DIRECTION –
Each line below is to be written out in full, exactly as shown.

TASK MATERIAL –
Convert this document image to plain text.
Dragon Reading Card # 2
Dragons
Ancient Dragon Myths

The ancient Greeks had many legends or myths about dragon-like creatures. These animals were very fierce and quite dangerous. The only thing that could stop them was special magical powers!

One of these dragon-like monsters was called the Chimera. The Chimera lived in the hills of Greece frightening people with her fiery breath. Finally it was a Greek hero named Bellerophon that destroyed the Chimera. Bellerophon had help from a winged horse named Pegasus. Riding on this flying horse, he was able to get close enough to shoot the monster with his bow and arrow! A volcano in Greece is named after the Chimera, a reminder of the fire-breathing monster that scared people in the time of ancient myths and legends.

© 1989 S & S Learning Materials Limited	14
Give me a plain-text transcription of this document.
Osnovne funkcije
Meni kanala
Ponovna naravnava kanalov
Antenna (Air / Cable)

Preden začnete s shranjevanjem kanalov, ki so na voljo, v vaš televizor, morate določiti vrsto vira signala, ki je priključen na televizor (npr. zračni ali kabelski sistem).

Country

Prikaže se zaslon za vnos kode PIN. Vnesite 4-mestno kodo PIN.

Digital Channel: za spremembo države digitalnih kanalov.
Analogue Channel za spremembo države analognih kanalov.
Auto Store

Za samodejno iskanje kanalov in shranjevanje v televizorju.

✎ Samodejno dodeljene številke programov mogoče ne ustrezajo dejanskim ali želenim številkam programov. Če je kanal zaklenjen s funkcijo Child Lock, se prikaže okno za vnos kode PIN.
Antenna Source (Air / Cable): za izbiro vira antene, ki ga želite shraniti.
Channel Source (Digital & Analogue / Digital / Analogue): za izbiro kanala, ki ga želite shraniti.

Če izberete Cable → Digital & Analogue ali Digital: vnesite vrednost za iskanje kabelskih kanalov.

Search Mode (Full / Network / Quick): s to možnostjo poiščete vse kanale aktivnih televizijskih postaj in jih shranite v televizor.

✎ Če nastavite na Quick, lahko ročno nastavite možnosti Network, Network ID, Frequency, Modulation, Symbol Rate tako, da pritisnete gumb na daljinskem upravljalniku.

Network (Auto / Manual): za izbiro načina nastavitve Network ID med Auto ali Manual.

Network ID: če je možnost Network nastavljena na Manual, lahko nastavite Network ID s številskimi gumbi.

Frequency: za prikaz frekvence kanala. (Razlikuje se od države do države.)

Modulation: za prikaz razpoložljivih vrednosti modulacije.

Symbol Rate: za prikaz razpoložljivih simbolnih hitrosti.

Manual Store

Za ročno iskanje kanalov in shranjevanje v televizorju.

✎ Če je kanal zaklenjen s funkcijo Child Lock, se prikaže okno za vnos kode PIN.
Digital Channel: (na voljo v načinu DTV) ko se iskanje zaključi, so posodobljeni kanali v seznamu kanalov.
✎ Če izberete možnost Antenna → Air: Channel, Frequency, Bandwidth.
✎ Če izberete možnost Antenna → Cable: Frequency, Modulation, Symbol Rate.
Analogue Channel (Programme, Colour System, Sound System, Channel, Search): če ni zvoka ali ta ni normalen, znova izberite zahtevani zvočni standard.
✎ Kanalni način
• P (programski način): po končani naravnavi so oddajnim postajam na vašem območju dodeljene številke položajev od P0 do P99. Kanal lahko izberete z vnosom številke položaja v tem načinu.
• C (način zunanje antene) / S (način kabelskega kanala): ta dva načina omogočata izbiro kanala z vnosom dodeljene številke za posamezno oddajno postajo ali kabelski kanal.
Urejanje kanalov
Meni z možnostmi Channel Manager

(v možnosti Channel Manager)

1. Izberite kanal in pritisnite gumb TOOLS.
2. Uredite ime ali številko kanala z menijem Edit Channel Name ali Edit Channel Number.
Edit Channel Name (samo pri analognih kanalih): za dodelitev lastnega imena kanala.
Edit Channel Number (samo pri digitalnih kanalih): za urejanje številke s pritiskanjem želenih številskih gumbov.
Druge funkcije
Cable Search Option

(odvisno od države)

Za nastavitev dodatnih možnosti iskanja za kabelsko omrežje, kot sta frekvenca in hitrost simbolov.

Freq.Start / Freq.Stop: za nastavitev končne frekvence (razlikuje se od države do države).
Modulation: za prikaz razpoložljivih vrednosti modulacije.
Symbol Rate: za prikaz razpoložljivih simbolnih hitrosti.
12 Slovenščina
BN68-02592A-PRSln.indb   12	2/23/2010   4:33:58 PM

IN RESPONSE –
Convert this document image to plain text.
Dragon Reading Card # 2
Dragons
Ancient Dragon Myths

The ancient Greeks had many legends or myths about dragon-like creatures. These animals were very fierce and quite dangerous. The only thing that could stop them was special magical powers!

One of these dragon-like monsters was called the Chimera. The Chimera lived in the hills of Greece frightening people with her fiery breath. Finally it was a Greek hero named Bellerophon that destroyed the Chimera. Bellerophon had help from a winged horse named Pegasus. Riding on this flying horse, he was able to get close enough to shoot the monster with his bow and arrow! A volcano in Greece is named after the Chimera, a reminder of the fire-breathing monster that scared people in the time of ancient myths and legends.

© 1989 S & S Learning Materials Limited	14
Give me a plain-text transcription of this document.
Osnovne funkcije
Meni kanala
Ponovna naravnava kanalov
Antenna (Air / Cable)

Preden začnete s shranjevanjem kanalov, ki so na voljo, v vaš televizor, morate določiti vrsto vira signala, ki je priključen na televizor (npr. zračni ali kabelski sistem).

Country

Prikaže se zaslon za vnos kode PIN. Vnesite 4-mestno kodo PIN.

Digital Channel: za spremembo države digitalnih kanalov.
Analogue Channel za spremembo države analognih kanalov.
Auto Store

Za samodejno iskanje kanalov in shranjevanje v televizorju.

✎ Samodejno dodeljene številke programov mogoče ne ustrezajo dejanskim ali želenim številkam programov. Če je kanal zaklenjen s funkcijo Child Lock, se prikaže okno za vnos kode PIN.
Antenna Source (Air / Cable): za izbiro vira antene, ki ga želite shraniti.
Channel Source (Digital & Analogue / Digital / Analogue): za izbiro kanala, ki ga želite shraniti.

Če izberete Cable → Digital & Analogue ali Digital: vnesite vrednost za iskanje kabelskih kanalov.

Search Mode (Full / Network / Quick): s to možnostjo poiščete vse kanale aktivnih televizijskih postaj in jih shranite v televizor.

✎ Če nastavite na Quick, lahko ročno nastavite možnosti Network, Network ID, Frequency, Modulation, Symbol Rate tako, da pritisnete gumb na daljinskem upravljalniku.

Network (Auto / Manual): za izbiro načina nastavitve Network ID med Auto ali Manual.

Network ID: če je možnost Network nastavljena na Manual, lahko nastavite Network ID s številskimi gumbi.

Frequency: za prikaz frekvence kanala. (Razlikuje se od države do države.)

Modulation: za prikaz razpoložljivih vrednosti modulacije.

Symbol Rate: za prikaz razpoložljivih simbolnih hitrosti.

Manual Store

Za ročno iskanje kanalov in shranjevanje v televizorju.

✎ Če je kanal zaklenjen s funkcijo Child Lock, se prikaže okno za vnos kode PIN.
Digital Channel: (na voljo v načinu DTV) ko se iskanje zaključi, so posodobljeni kanali v seznamu kanalov.
✎ Če izberete možnost Antenna → Air: Channel, Frequency, Bandwidth.
✎ Če izberete možnost Antenna → Cable: Frequency, Modulation, Symbol Rate.
Analogue Channel (Programme, Colour System, Sound System, Channel, Search): če ni zvoka ali ta ni normalen, znova izberite zahtevani zvočni standard.
✎ Kanalni način
• P (programski način): po končani naravnavi so oddajnim postajam na vašem območju dodeljene številke položajev od P0 do P99. Kanal lahko izberete z vnosom številke položaja v tem načinu.
• C (način zunanje antene) / S (način kabelskega kanala): ta dva načina omogočata izbiro kanala z vnosom dodeljene številke za posamezno oddajno postajo ali kabelski kanal.
Urejanje kanalov
Meni z možnostmi Channel Manager

(v možnosti Channel Manager)

1. Izberite kanal in pritisnite gumb TOOLS.
2. Uredite ime ali številko kanala z menijem Edit Channel Name ali Edit Channel Number.
Edit Channel Name (samo pri analognih kanalih): za dodelitev lastnega imena kanala.
Edit Channel Number (samo pri digitalnih kanalih): za urejanje številke s pritiskanjem želenih številskih gumbov.
Druge funkcije
Cable Search Option

(odvisno od države)

Za nastavitev dodatnih možnosti iskanja za kabelsko omrežje, kot sta frekvenca in hitrost simbolov.

Freq.Start / Freq.Stop: za nastavitev končne frekvence (razlikuje se od države do države).
Modulation: za prikaz razpoložljivih vrednosti modulacije.
Symbol Rate: za prikaz razpoložljivih simbolnih hitrosti.
12 Slovenščina
BN68-02592A-PRSln.indb   12	2/23/2010   4:33:58 PM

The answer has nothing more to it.